In your copy, leave out the pictures and repeat the entries below exactly.
─── Supplied material ───
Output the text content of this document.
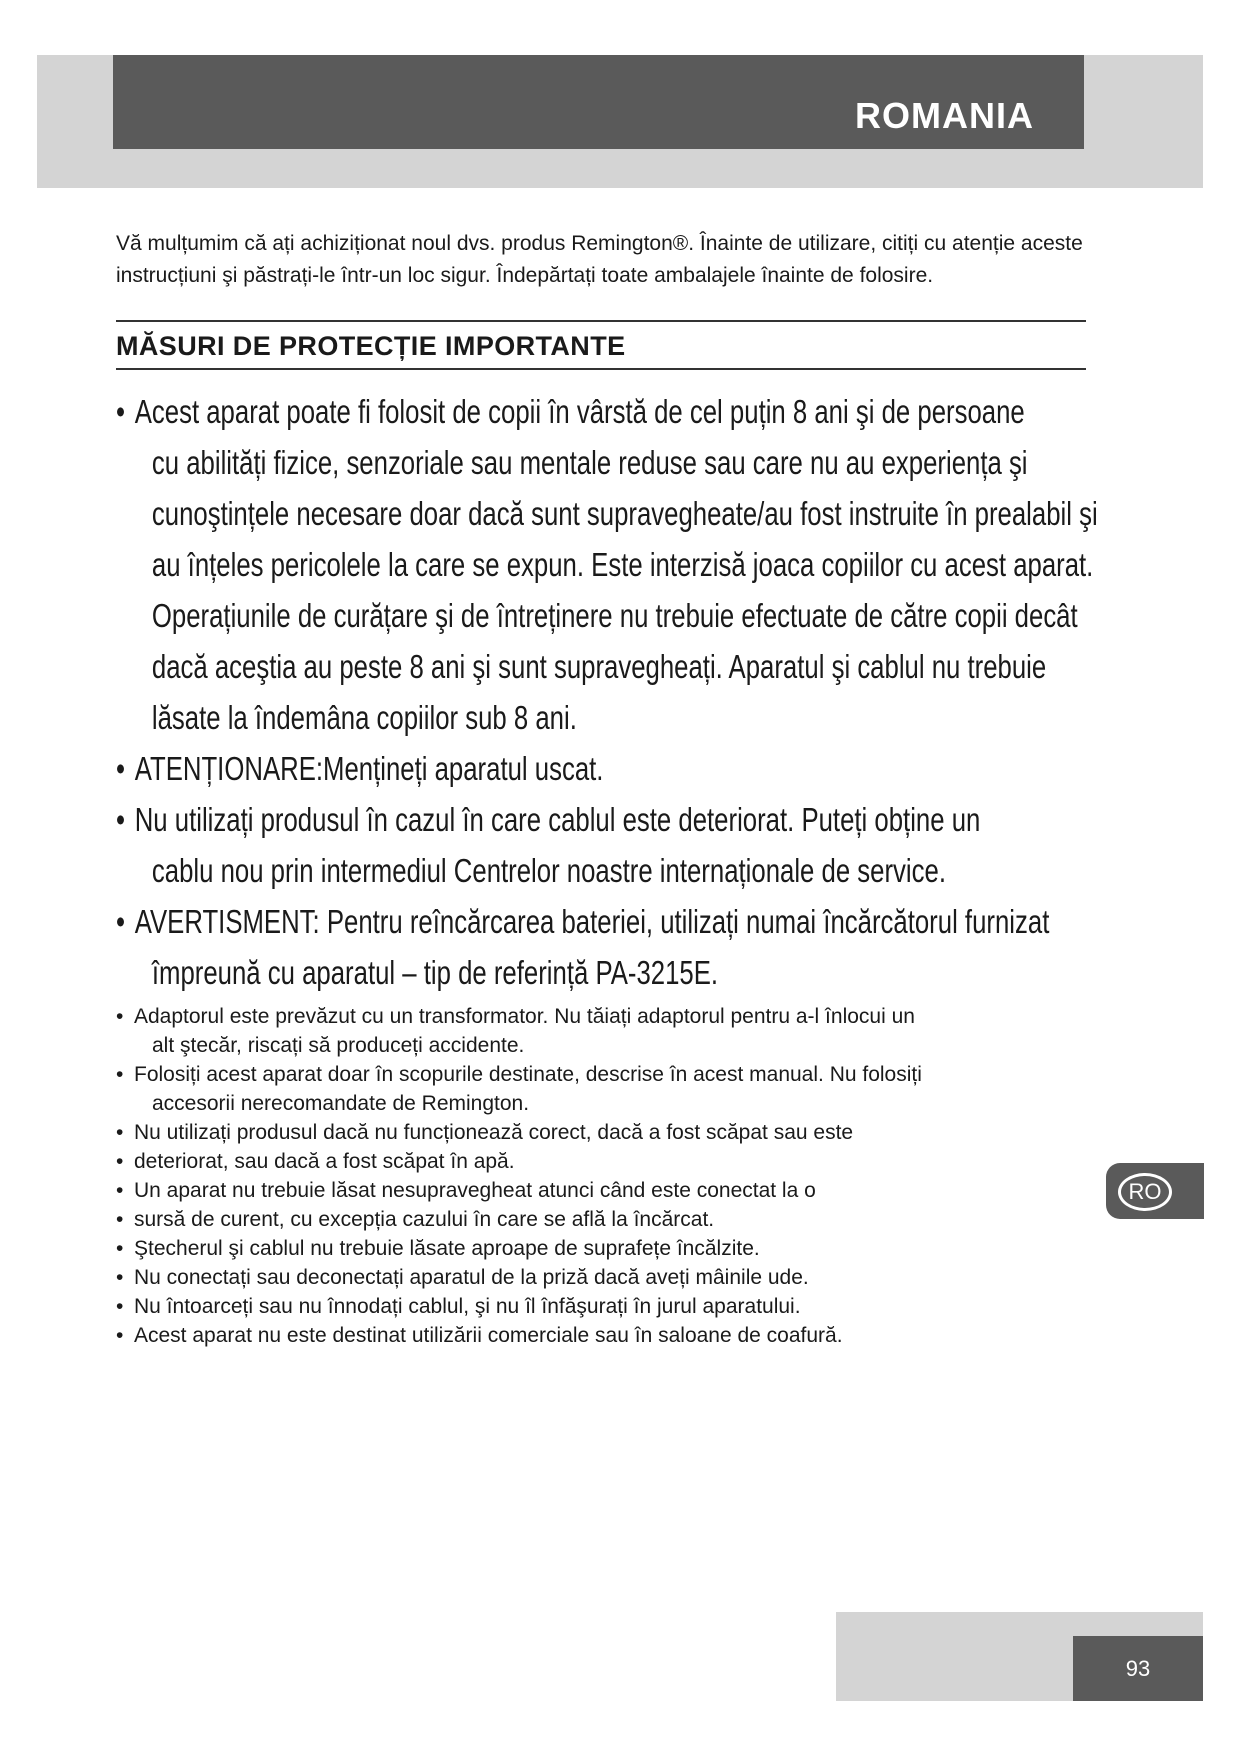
ROMANIA

Vă mulțumim că ați achiziționat noul dvs. produs Remington®. Înainte de utilizare, citiți cu atenție aceste instrucțiuni şi păstrați-le într-un loc sigur. Îndepărtați toate ambalajele înainte de folosire.

MĂSURI DE PROTECȚIE IMPORTANTE
• Acest aparat poate fi folosit de copii în vârstă de cel puțin 8 ani şi de persoane
cu abilități fizice, senzoriale sau mentale reduse sau care nu au experiența şi cunoştințele necesare doar dacă sunt supravegheate/au fost instruite în prealabil şi au înțeles pericolele la care se expun. Este interzisă joaca copiilor cu acest aparat. Operațiunile de curățare şi de întreținere nu trebuie efectuate de către copii decât dacă aceştia au peste 8 ani şi sunt supravegheați. Aparatul şi cablul nu trebuie lăsate la îndemâna copiilor sub 8 ani.
• ATENȚIONARE:Mențineți aparatul uscat.
• Nu utilizați produsul în cazul în care cablul este deteriorat. Puteți obține un
cablu nou prin intermediul Centrelor noastre internaționale de service.
• AVERTISMENT: Pentru reîncărcarea bateriei, utilizați numai încărcătorul furnizat
împreună cu aparatul – tip de referință PA-3215E.
• Adaptorul este prevăzut cu un transformator. Nu tăiați adaptorul pentru a-l înlocui un
alt ştecăr, riscați să produceți accidente.
• Folosiți acest aparat doar în scopurile destinate, descrise în acest manual. Nu folosiți
accesorii nerecomandate de Remington.
• Nu utilizați produsul dacă nu funcționează corect, dacă a fost scăpat sau este
• deteriorat, sau dacă a fost scăpat în apă.
• Un aparat nu trebuie lăsat nesupravegheat atunci când este conectat la o
• sursă de curent, cu excepția cazului în care se află la încărcat.
• Ştecherul şi cablul nu trebuie lăsate aproape de suprafețe încălzite.
• Nu conectați sau deconectați aparatul de la priză dacă aveți mâinile ude.
• Nu întoarceți sau nu înnodați cablul, şi nu îl înfăşurați în jurul aparatului.
• Acest aparat nu este destinat utilizării comerciale sau în saloane de coafură.
RO
93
───
## Correct response
Output the text content of this document.
ROMANIA

Vă mulțumim că ați achiziționat noul dvs. produs Remington®. Înainte de utilizare, citiți cu atenție aceste instrucțiuni şi păstrați-le într-un loc sigur. Îndepărtați toate ambalajele înainte de folosire.

MĂSURI DE PROTECȚIE IMPORTANTE
• Acest aparat poate fi folosit de copii în vârstă de cel puțin 8 ani şi de persoane
cu abilități fizice, senzoriale sau mentale reduse sau care nu au experiența şi cunoştințele necesare doar dacă sunt supravegheate/au fost instruite în prealabil şi au înțeles pericolele la care se expun. Este interzisă joaca copiilor cu acest aparat. Operațiunile de curățare şi de întreținere nu trebuie efectuate de către copii decât dacă aceştia au peste 8 ani şi sunt supravegheați. Aparatul şi cablul nu trebuie lăsate la îndemâna copiilor sub 8 ani.
• ATENȚIONARE:Mențineți aparatul uscat.
• Nu utilizați produsul în cazul în care cablul este deteriorat. Puteți obține un
cablu nou prin intermediul Centrelor noastre internaționale de service.
• AVERTISMENT: Pentru reîncărcarea bateriei, utilizați numai încărcătorul furnizat
împreună cu aparatul – tip de referință PA-3215E.
• Adaptorul este prevăzut cu un transformator. Nu tăiați adaptorul pentru a-l înlocui un
alt ştecăr, riscați să produceți accidente.
• Folosiți acest aparat doar în scopurile destinate, descrise în acest manual. Nu folosiți
accesorii nerecomandate de Remington.
• Nu utilizați produsul dacă nu funcționează corect, dacă a fost scăpat sau este
• deteriorat, sau dacă a fost scăpat în apă.
• Un aparat nu trebuie lăsat nesupravegheat atunci când este conectat la o
• sursă de curent, cu excepția cazului în care se află la încărcat.
• Ştecherul şi cablul nu trebuie lăsate aproape de suprafețe încălzite.
• Nu conectați sau deconectați aparatul de la priză dacă aveți mâinile ude.
• Nu întoarceți sau nu înnodați cablul, şi nu îl înfăşurați în jurul aparatului.
• Acest aparat nu este destinat utilizării comerciale sau în saloane de coafură.
RO
93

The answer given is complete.